**Problem requirements**
From the data that follows, copy every line holding the string "List".

**Records**
☆ ☆ ☆ ☆ ☆ ☆ ☆
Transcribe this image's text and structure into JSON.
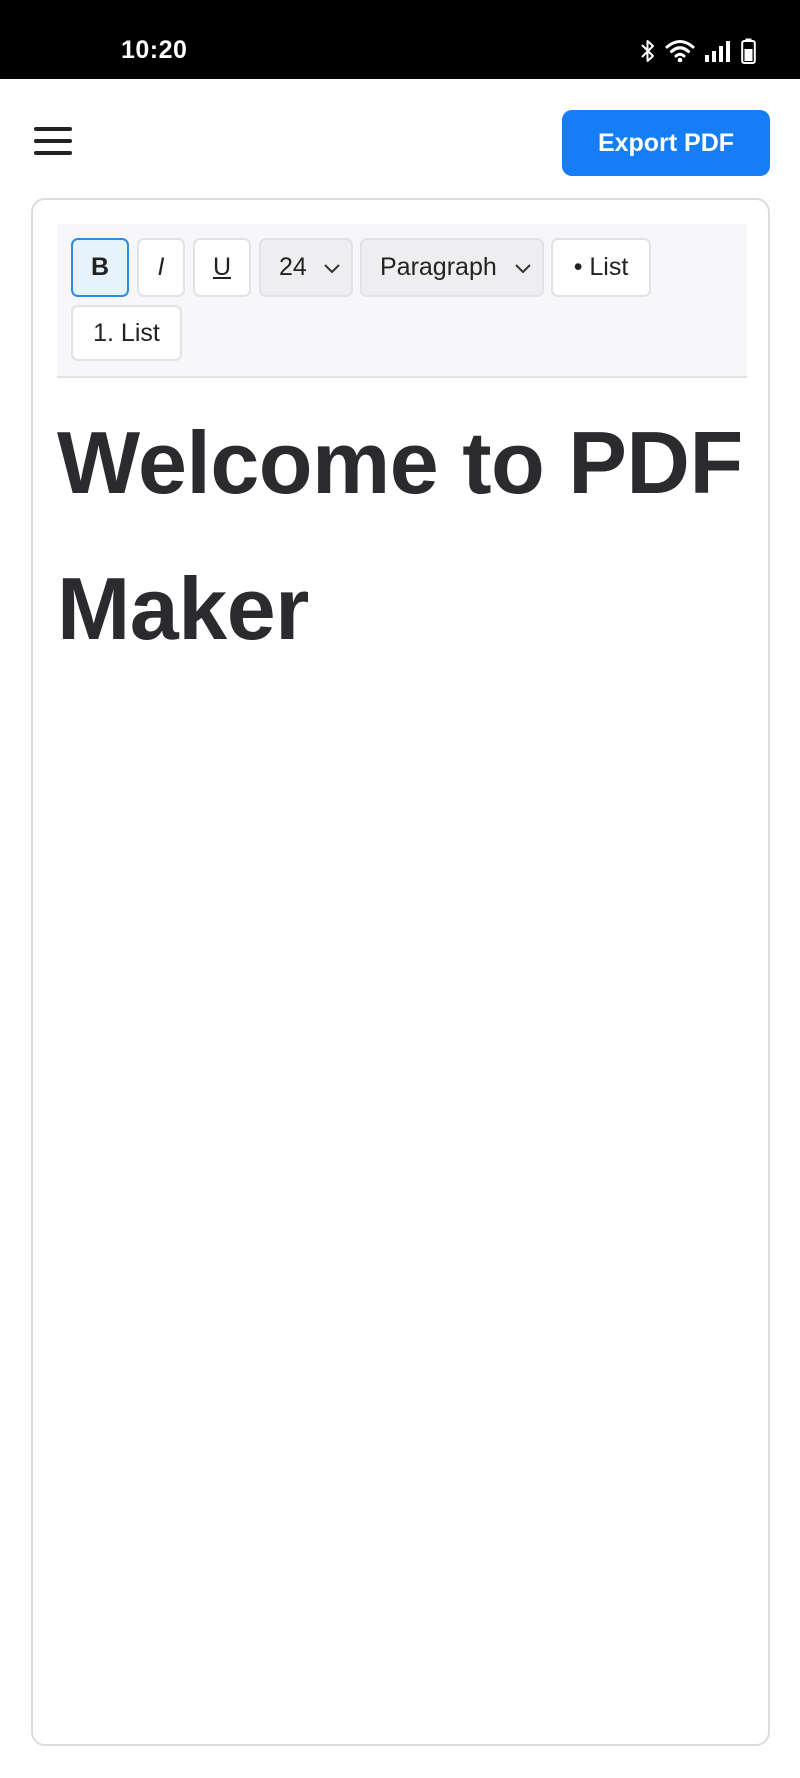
{
  "status_bar": {
    "time": "10:20",
    "icons": [
      "bluetooth-icon",
      "wifi-icon",
      "signal-icon",
      "battery-icon"
    ]
  },
  "header": {
    "menu_icon": "hamburger-menu-icon",
    "export_label": "Export PDF",
    "accent_color": "#157ef7"
  },
  "toolbar": {
    "bold_label": "B",
    "italic_label": "I",
    "underline_label": "U",
    "font_size_value": "24",
    "block_format_value": "Paragraph",
    "bullet_list_label": "• List",
    "numbered_list_label": "1. List",
    "bold_active": true
  },
  "document": {
    "heading": "Welcome to PDF Maker"
  }
}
☆ ☆ ☆ ☆ ☆ ☆ ☆
**Task output**
    "bullet_list_label": "• List",
    "numbered_list_label": "1. List",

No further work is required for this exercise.